(Source data)
★ ★ ★ ★ ★ ★ ★

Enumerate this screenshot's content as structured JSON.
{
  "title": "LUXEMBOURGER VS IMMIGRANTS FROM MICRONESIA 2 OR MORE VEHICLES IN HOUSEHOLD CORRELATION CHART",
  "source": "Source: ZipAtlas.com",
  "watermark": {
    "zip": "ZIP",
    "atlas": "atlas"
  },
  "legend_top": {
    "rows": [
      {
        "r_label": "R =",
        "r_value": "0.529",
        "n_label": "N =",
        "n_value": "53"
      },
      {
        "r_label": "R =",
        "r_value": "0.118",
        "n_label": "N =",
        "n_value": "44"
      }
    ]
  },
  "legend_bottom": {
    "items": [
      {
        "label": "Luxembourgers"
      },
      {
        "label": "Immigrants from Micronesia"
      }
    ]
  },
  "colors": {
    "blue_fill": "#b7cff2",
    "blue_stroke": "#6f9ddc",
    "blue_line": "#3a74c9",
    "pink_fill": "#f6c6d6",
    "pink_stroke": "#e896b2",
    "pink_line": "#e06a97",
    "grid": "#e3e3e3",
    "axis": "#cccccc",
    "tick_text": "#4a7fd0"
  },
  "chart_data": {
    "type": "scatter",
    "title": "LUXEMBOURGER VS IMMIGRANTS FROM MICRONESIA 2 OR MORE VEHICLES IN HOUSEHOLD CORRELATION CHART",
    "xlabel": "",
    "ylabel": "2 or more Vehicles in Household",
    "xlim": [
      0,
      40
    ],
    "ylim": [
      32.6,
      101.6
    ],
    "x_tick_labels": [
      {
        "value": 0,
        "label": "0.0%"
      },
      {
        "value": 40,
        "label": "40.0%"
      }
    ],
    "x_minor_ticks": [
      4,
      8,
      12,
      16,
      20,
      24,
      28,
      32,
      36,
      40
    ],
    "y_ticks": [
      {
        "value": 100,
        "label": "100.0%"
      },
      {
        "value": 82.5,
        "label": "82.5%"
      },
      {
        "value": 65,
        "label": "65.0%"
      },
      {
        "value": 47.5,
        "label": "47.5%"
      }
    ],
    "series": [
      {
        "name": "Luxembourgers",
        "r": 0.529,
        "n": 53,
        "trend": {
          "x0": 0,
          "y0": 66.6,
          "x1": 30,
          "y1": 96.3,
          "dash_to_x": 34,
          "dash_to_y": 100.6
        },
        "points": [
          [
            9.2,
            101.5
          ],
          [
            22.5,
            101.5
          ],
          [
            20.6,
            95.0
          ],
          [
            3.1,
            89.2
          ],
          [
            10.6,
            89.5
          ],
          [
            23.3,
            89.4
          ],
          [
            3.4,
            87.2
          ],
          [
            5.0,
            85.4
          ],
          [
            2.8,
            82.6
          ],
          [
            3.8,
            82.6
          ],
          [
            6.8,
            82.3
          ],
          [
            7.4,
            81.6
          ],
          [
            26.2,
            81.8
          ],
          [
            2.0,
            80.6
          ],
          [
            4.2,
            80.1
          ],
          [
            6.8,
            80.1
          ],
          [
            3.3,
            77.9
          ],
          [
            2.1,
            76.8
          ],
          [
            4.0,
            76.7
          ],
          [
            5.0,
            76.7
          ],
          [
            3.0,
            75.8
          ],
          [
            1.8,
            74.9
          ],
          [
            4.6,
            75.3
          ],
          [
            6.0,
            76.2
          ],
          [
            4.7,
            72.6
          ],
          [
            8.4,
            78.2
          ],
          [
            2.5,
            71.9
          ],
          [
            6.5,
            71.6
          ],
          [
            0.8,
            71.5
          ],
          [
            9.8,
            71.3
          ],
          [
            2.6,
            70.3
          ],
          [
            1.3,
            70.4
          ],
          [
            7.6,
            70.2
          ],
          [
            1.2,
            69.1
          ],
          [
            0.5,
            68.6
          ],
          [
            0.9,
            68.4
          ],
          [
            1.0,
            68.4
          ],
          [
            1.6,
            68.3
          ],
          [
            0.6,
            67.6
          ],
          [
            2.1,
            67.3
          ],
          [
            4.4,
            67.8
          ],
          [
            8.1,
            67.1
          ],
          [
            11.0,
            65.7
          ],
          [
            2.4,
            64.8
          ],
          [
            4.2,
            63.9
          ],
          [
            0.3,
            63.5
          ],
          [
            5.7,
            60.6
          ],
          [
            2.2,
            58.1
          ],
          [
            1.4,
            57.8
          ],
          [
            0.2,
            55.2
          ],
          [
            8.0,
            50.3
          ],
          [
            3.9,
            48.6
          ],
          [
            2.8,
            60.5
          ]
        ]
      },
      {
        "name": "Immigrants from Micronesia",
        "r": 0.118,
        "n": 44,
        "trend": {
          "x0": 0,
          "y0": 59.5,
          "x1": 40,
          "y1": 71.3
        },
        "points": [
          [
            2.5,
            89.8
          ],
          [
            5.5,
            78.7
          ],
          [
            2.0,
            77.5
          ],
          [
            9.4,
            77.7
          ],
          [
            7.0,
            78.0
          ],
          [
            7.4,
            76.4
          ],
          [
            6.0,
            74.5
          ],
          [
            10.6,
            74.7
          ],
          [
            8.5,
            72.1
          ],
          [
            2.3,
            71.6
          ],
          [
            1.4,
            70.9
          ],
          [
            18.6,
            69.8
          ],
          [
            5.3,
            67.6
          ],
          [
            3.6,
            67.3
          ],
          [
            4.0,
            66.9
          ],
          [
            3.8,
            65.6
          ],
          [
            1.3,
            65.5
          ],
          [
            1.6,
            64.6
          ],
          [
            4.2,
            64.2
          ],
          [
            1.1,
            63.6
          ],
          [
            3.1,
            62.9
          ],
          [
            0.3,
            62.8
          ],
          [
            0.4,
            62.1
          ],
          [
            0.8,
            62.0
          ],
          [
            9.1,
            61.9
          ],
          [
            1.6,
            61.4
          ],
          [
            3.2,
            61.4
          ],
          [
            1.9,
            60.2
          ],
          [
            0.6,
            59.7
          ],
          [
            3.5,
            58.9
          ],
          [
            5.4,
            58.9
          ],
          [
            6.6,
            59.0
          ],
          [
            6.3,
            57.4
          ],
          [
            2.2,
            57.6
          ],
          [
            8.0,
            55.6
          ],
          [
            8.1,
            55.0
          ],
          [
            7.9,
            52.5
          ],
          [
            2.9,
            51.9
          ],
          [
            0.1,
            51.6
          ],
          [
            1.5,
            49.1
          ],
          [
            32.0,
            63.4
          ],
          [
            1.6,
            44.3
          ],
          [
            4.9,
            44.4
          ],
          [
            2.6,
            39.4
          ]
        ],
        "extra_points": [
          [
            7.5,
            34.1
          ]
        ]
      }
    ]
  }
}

★ ★ ★ ★ ★ ★ ★

(Exercise aim)
Reproduce every line of the material above exactly.

(Solution to this exercise)
Enumerate this screenshot's content as structured JSON.
{
  "title": "LUXEMBOURGER VS IMMIGRANTS FROM MICRONESIA 2 OR MORE VEHICLES IN HOUSEHOLD CORRELATION CHART",
  "source": "Source: ZipAtlas.com",
  "watermark": {
    "zip": "ZIP",
    "atlas": "atlas"
  },
  "legend_top": {
    "rows": [
      {
        "r_label": "R =",
        "r_value": "0.529",
        "n_label": "N =",
        "n_value": "53"
      },
      {
        "r_label": "R =",
        "r_value": "0.118",
        "n_label": "N =",
        "n_value": "44"
      }
    ]
  },
  "legend_bottom": {
    "items": [
      {
        "label": "Luxembourgers"
      },
      {
        "label": "Immigrants from Micronesia"
      }
    ]
  },
  "colors": {
    "blue_fill": "#b7cff2",
    "blue_stroke": "#6f9ddc",
    "blue_line": "#3a74c9",
    "pink_fill": "#f6c6d6",
    "pink_stroke": "#e896b2",
    "pink_line": "#e06a97",
    "grid": "#e3e3e3",
    "axis": "#cccccc",
    "tick_text": "#4a7fd0"
  },
  "chart_data": {
    "type": "scatter",
    "title": "LUXEMBOURGER VS IMMIGRANTS FROM MICRONESIA 2 OR MORE VEHICLES IN HOUSEHOLD CORRELATION CHART",
    "xlabel": "",
    "ylabel": "2 or more Vehicles in Household",
    "xlim": [
      0,
      40
    ],
    "ylim": [
      32.6,
      101.6
    ],
    "x_tick_labels": [
      {
        "value": 0,
        "label": "0.0%"
      },
      {
        "value": 40,
        "label": "40.0%"
      }
    ],
    "x_minor_ticks": [
      4,
      8,
      12,
      16,
      20,
      24,
      28,
      32,
      36,
      40
    ],
    "y_ticks": [
      {
        "value": 100,
        "label": "100.0%"
      },
      {
        "value": 82.5,
        "label": "82.5%"
      },
      {
        "value": 65,
        "label": "65.0%"
      },
      {
        "value": 47.5,
        "label": "47.5%"
      }
    ],
    "series": [
      {
        "name": "Luxembourgers",
        "r": 0.529,
        "n": 53,
        "trend": {
          "x0": 0,
          "y0": 66.6,
          "x1": 30,
          "y1": 96.3,
          "dash_to_x": 34,
          "dash_to_y": 100.6
        },
        "points": [
          [
            9.2,
            101.5
          ],
          [
            22.5,
            101.5
          ],
          [
            20.6,
            95.0
          ],
          [
            3.1,
            89.2
          ],
          [
            10.6,
            89.5
          ],
          [
            23.3,
            89.4
          ],
          [
            3.4,
            87.2
          ],
          [
            5.0,
            85.4
          ],
          [
            2.8,
            82.6
          ],
          [
            3.8,
            82.6
          ],
          [
            6.8,
            82.3
          ],
          [
            7.4,
            81.6
          ],
          [
            26.2,
            81.8
          ],
          [
            2.0,
            80.6
          ],
          [
            4.2,
            80.1
          ],
          [
            6.8,
            80.1
          ],
          [
            3.3,
            77.9
          ],
          [
            2.1,
            76.8
          ],
          [
            4.0,
            76.7
          ],
          [
            5.0,
            76.7
          ],
          [
            3.0,
            75.8
          ],
          [
            1.8,
            74.9
          ],
          [
            4.6,
            75.3
          ],
          [
            6.0,
            76.2
          ],
          [
            4.7,
            72.6
          ],
          [
            8.4,
            78.2
          ],
          [
            2.5,
            71.9
          ],
          [
            6.5,
            71.6
          ],
          [
            0.8,
            71.5
          ],
          [
            9.8,
            71.3
          ],
          [
            2.6,
            70.3
          ],
          [
            1.3,
            70.4
          ],
          [
            7.6,
            70.2
          ],
          [
            1.2,
            69.1
          ],
          [
            0.5,
            68.6
          ],
          [
            0.9,
            68.4
          ],
          [
            1.0,
            68.4
          ],
          [
            1.6,
            68.3
          ],
          [
            0.6,
            67.6
          ],
          [
            2.1,
            67.3
          ],
          [
            4.4,
            67.8
          ],
          [
            8.1,
            67.1
          ],
          [
            11.0,
            65.7
          ],
          [
            2.4,
            64.8
          ],
          [
            4.2,
            63.9
          ],
          [
            0.3,
            63.5
          ],
          [
            5.7,
            60.6
          ],
          [
            2.2,
            58.1
          ],
          [
            1.4,
            57.8
          ],
          [
            0.2,
            55.2
          ],
          [
            8.0,
            50.3
          ],
          [
            3.9,
            48.6
          ],
          [
            2.8,
            60.5
          ]
        ]
      },
      {
        "name": "Immigrants from Micronesia",
        "r": 0.118,
        "n": 44,
        "trend": {
          "x0": 0,
          "y0": 59.5,
          "x1": 40,
          "y1": 71.3
        },
        "points": [
          [
            2.5,
            89.8
          ],
          [
            5.5,
            78.7
          ],
          [
            2.0,
            77.5
          ],
          [
            9.4,
            77.7
          ],
          [
            7.0,
            78.0
          ],
          [
            7.4,
            76.4
          ],
          [
            6.0,
            74.5
          ],
          [
            10.6,
            74.7
          ],
          [
            8.5,
            72.1
          ],
          [
            2.3,
            71.6
          ],
          [
            1.4,
            70.9
          ],
          [
            18.6,
            69.8
          ],
          [
            5.3,
            67.6
          ],
          [
            3.6,
            67.3
          ],
          [
            4.0,
            66.9
          ],
          [
            3.8,
            65.6
          ],
          [
            1.3,
            65.5
          ],
          [
            1.6,
            64.6
          ],
          [
            4.2,
            64.2
          ],
          [
            1.1,
            63.6
          ],
          [
            3.1,
            62.9
          ],
          [
            0.3,
            62.8
          ],
          [
            0.4,
            62.1
          ],
          [
            0.8,
            62.0
          ],
          [
            9.1,
            61.9
          ],
          [
            1.6,
            61.4
          ],
          [
            3.2,
            61.4
          ],
          [
            1.9,
            60.2
          ],
          [
            0.6,
            59.7
          ],
          [
            3.5,
            58.9
          ],
          [
            5.4,
            58.9
          ],
          [
            6.6,
            59.0
          ],
          [
            6.3,
            57.4
          ],
          [
            2.2,
            57.6
          ],
          [
            8.0,
            55.6
          ],
          [
            8.1,
            55.0
          ],
          [
            7.9,
            52.5
          ],
          [
            2.9,
            51.9
          ],
          [
            0.1,
            51.6
          ],
          [
            1.5,
            49.1
          ],
          [
            32.0,
            63.4
          ],
          [
            1.6,
            44.3
          ],
          [
            4.9,
            44.4
          ],
          [
            2.6,
            39.4
          ]
        ],
        "extra_points": [
          [
            7.5,
            34.1
          ]
        ]
      }
    ]
  }
}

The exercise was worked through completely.